>> BEGIN Source material

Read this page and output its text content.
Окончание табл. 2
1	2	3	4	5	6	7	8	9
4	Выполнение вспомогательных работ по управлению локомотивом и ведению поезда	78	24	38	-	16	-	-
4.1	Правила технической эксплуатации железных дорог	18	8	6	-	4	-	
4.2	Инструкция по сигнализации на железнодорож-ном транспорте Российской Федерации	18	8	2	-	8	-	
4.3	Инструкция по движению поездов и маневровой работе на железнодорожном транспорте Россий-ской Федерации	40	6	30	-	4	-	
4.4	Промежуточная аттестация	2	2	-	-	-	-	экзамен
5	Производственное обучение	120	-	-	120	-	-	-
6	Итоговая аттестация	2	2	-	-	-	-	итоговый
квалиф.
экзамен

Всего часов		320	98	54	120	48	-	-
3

>> END Source material

#### What is expected
Produce a verbatim transcription of the entries above.

#### Response
Read this page and output its text content.
Окончание табл. 2
1	2	3	4	5	6	7	8	9
4	Выполнение вспомогательных работ по управлению локомотивом и ведению поезда	78	24	38	-	16	-	-
4.1	Правила технической эксплуатации железных дорог	18	8	6	-	4	-	
4.2	Инструкция по сигнализации на железнодорож-ном транспорте Российской Федерации	18	8	2	-	8	-	
4.3	Инструкция по движению поездов и маневровой работе на железнодорожном транспорте Россий-ской Федерации	40	6	30	-	4	-	
4.4	Промежуточная аттестация	2	2	-	-	-	-	экзамен
5	Производственное обучение	120	-	-	120	-	-	-
6	Итоговая аттестация	2	2	-	-	-	-	итоговый
квалиф.
экзамен

Всего часов		320	98	54	120	48	-	-
3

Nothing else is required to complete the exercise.